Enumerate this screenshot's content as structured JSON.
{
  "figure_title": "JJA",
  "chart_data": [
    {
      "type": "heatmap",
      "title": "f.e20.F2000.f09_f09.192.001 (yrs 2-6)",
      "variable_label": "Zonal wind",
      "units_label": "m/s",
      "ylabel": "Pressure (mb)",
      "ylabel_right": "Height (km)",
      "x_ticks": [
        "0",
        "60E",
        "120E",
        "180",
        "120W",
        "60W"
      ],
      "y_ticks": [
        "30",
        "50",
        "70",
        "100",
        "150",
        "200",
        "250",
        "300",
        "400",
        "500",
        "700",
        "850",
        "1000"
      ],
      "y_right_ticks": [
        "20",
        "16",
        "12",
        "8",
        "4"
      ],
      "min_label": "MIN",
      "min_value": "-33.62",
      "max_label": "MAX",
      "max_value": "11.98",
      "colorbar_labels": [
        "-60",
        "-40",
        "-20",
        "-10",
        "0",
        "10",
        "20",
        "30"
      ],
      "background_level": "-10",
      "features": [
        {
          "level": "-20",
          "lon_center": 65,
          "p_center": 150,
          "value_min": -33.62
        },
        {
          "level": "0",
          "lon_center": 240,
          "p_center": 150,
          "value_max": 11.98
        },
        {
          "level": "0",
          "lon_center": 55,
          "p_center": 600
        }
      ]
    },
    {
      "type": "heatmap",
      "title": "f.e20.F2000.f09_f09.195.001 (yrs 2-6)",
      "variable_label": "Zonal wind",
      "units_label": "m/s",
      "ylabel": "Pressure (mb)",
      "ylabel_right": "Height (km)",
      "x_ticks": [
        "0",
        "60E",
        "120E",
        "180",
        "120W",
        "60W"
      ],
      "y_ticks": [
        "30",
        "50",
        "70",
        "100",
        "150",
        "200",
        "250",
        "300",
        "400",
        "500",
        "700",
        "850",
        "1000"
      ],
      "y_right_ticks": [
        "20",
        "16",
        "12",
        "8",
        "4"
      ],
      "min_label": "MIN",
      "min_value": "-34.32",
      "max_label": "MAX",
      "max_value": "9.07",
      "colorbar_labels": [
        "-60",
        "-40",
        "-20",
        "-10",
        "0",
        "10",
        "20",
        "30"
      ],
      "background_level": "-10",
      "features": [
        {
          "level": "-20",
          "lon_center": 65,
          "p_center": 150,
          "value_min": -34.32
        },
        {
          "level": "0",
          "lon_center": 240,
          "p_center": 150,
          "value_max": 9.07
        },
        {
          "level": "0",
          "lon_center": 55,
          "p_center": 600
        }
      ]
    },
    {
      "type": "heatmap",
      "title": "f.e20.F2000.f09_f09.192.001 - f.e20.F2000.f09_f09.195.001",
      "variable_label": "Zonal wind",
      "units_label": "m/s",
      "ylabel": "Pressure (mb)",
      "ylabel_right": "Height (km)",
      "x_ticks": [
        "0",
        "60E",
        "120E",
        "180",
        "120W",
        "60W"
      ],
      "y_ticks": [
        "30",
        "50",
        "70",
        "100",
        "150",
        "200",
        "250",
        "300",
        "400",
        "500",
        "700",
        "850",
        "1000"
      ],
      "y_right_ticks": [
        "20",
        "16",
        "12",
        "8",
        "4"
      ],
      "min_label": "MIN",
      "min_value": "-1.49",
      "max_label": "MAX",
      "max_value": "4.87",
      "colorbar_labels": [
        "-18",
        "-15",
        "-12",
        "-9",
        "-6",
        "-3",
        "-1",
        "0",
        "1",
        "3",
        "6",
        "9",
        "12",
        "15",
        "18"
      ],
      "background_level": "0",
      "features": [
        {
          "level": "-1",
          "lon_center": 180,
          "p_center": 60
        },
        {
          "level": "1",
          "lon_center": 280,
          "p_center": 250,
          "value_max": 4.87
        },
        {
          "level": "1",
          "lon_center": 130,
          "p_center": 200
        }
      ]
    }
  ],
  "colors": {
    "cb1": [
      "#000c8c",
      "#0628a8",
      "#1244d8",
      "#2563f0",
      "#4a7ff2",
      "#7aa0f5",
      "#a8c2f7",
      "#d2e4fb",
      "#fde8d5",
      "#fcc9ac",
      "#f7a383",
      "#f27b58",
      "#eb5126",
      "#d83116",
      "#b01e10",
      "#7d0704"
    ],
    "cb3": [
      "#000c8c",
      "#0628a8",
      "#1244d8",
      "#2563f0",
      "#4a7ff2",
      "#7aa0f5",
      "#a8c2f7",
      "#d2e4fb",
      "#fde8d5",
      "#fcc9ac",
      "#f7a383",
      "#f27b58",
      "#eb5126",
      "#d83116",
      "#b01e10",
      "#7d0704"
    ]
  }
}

WORK TO BE COMPLETED = Each line of the material above needs to be quoted exactly, please.

RESULT BELOW =
Enumerate this screenshot's content as structured JSON.
{
  "figure_title": "JJA",
  "chart_data": [
    {
      "type": "heatmap",
      "title": "f.e20.F2000.f09_f09.192.001 (yrs 2-6)",
      "variable_label": "Zonal wind",
      "units_label": "m/s",
      "ylabel": "Pressure (mb)",
      "ylabel_right": "Height (km)",
      "x_ticks": [
        "0",
        "60E",
        "120E",
        "180",
        "120W",
        "60W"
      ],
      "y_ticks": [
        "30",
        "50",
        "70",
        "100",
        "150",
        "200",
        "250",
        "300",
        "400",
        "500",
        "700",
        "850",
        "1000"
      ],
      "y_right_ticks": [
        "20",
        "16",
        "12",
        "8",
        "4"
      ],
      "min_label": "MIN",
      "min_value": "-33.62",
      "max_label": "MAX",
      "max_value": "11.98",
      "colorbar_labels": [
        "-60",
        "-40",
        "-20",
        "-10",
        "0",
        "10",
        "20",
        "30"
      ],
      "background_level": "-10",
      "features": [
        {
          "level": "-20",
          "lon_center": 65,
          "p_center": 150,
          "value_min": -33.62
        },
        {
          "level": "0",
          "lon_center": 240,
          "p_center": 150,
          "value_max": 11.98
        },
        {
          "level": "0",
          "lon_center": 55,
          "p_center": 600
        }
      ]
    },
    {
      "type": "heatmap",
      "title": "f.e20.F2000.f09_f09.195.001 (yrs 2-6)",
      "variable_label": "Zonal wind",
      "units_label": "m/s",
      "ylabel": "Pressure (mb)",
      "ylabel_right": "Height (km)",
      "x_ticks": [
        "0",
        "60E",
        "120E",
        "180",
        "120W",
        "60W"
      ],
      "y_ticks": [
        "30",
        "50",
        "70",
        "100",
        "150",
        "200",
        "250",
        "300",
        "400",
        "500",
        "700",
        "850",
        "1000"
      ],
      "y_right_ticks": [
        "20",
        "16",
        "12",
        "8",
        "4"
      ],
      "min_label": "MIN",
      "min_value": "-34.32",
      "max_label": "MAX",
      "max_value": "9.07",
      "colorbar_labels": [
        "-60",
        "-40",
        "-20",
        "-10",
        "0",
        "10",
        "20",
        "30"
      ],
      "background_level": "-10",
      "features": [
        {
          "level": "-20",
          "lon_center": 65,
          "p_center": 150,
          "value_min": -34.32
        },
        {
          "level": "0",
          "lon_center": 240,
          "p_center": 150,
          "value_max": 9.07
        },
        {
          "level": "0",
          "lon_center": 55,
          "p_center": 600
        }
      ]
    },
    {
      "type": "heatmap",
      "title": "f.e20.F2000.f09_f09.192.001 - f.e20.F2000.f09_f09.195.001",
      "variable_label": "Zonal wind",
      "units_label": "m/s",
      "ylabel": "Pressure (mb)",
      "ylabel_right": "Height (km)",
      "x_ticks": [
        "0",
        "60E",
        "120E",
        "180",
        "120W",
        "60W"
      ],
      "y_ticks": [
        "30",
        "50",
        "70",
        "100",
        "150",
        "200",
        "250",
        "300",
        "400",
        "500",
        "700",
        "850",
        "1000"
      ],
      "y_right_ticks": [
        "20",
        "16",
        "12",
        "8",
        "4"
      ],
      "min_label": "MIN",
      "min_value": "-1.49",
      "max_label": "MAX",
      "max_value": "4.87",
      "colorbar_labels": [
        "-18",
        "-15",
        "-12",
        "-9",
        "-6",
        "-3",
        "-1",
        "0",
        "1",
        "3",
        "6",
        "9",
        "12",
        "15",
        "18"
      ],
      "background_level": "0",
      "features": [
        {
          "level": "-1",
          "lon_center": 180,
          "p_center": 60
        },
        {
          "level": "1",
          "lon_center": 280,
          "p_center": 250,
          "value_max": 4.87
        },
        {
          "level": "1",
          "lon_center": 130,
          "p_center": 200
        }
      ]
    }
  ],
  "colors": {
    "cb1": [
      "#000c8c",
      "#0628a8",
      "#1244d8",
      "#2563f0",
      "#4a7ff2",
      "#7aa0f5",
      "#a8c2f7",
      "#d2e4fb",
      "#fde8d5",
      "#fcc9ac",
      "#f7a383",
      "#f27b58",
      "#eb5126",
      "#d83116",
      "#b01e10",
      "#7d0704"
    ],
    "cb3": [
      "#000c8c",
      "#0628a8",
      "#1244d8",
      "#2563f0",
      "#4a7ff2",
      "#7aa0f5",
      "#a8c2f7",
      "#d2e4fb",
      "#fde8d5",
      "#fcc9ac",
      "#f7a383",
      "#f27b58",
      "#eb5126",
      "#d83116",
      "#b01e10",
      "#7d0704"
    ]
  }
}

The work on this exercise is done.